─── Materials provided ───

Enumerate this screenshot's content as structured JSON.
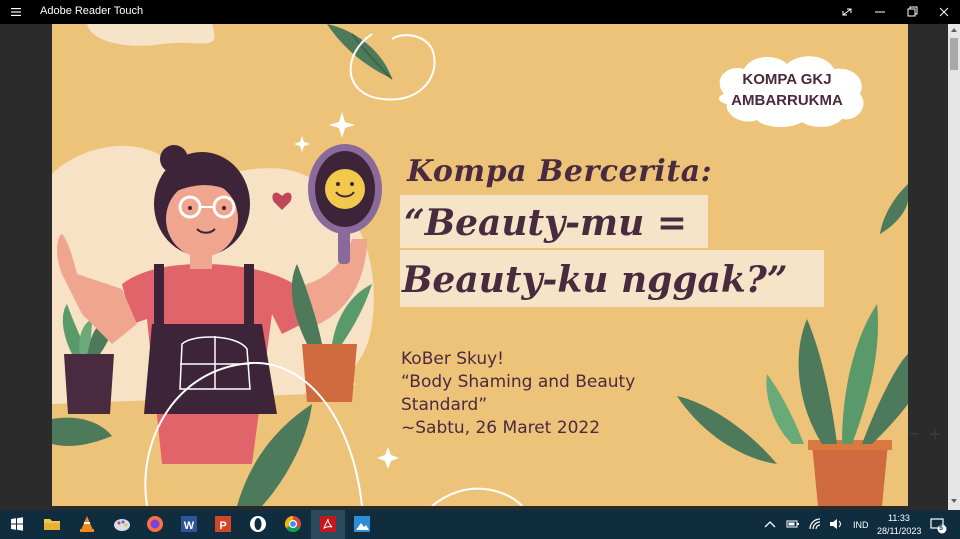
{
  "window": {
    "title": "Adobe Reader Touch"
  },
  "slide": {
    "badge_line1": "KOMPA GKJ",
    "badge_line2": "AMBARRUKMA",
    "heading": "Kompa Bercerita:",
    "highlight_line1": "“Beauty-mu =",
    "highlight_line2": "Beauty-ku nggak?”",
    "body_line1": "KoBer Skuy!",
    "body_line2": "“Body Shaming and Beauty",
    "body_line3": "Standard”",
    "body_line4": "~Sabtu, 26 Maret 2022"
  },
  "taskbar": {
    "apps": [
      "start-icon",
      "file-explorer-icon",
      "vlc-icon",
      "paint-icon",
      "firefox-icon",
      "word-icon",
      "powerpoint-icon",
      "opera-icon",
      "chrome-icon",
      "adobe-reader-icon",
      "photos-icon"
    ],
    "language": "IND",
    "time": "11:33",
    "date": "28/11/2023",
    "notification_count": "5"
  },
  "colors": {
    "slide_background": "#edc37a",
    "text_purple": "#4a2a3e",
    "highlight_box": "#f6e4c8",
    "taskbar": "#0f2d3f"
  }
}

───

From the entries above, copy every line where the word "icon" shows up.

      "start-icon",
      "file-explorer-icon",
      "vlc-icon",
      "paint-icon",
      "firefox-icon",
      "word-icon",
      "powerpoint-icon",
      "opera-icon",
      "chrome-icon",
      "adobe-reader-icon",
      "photos-icon"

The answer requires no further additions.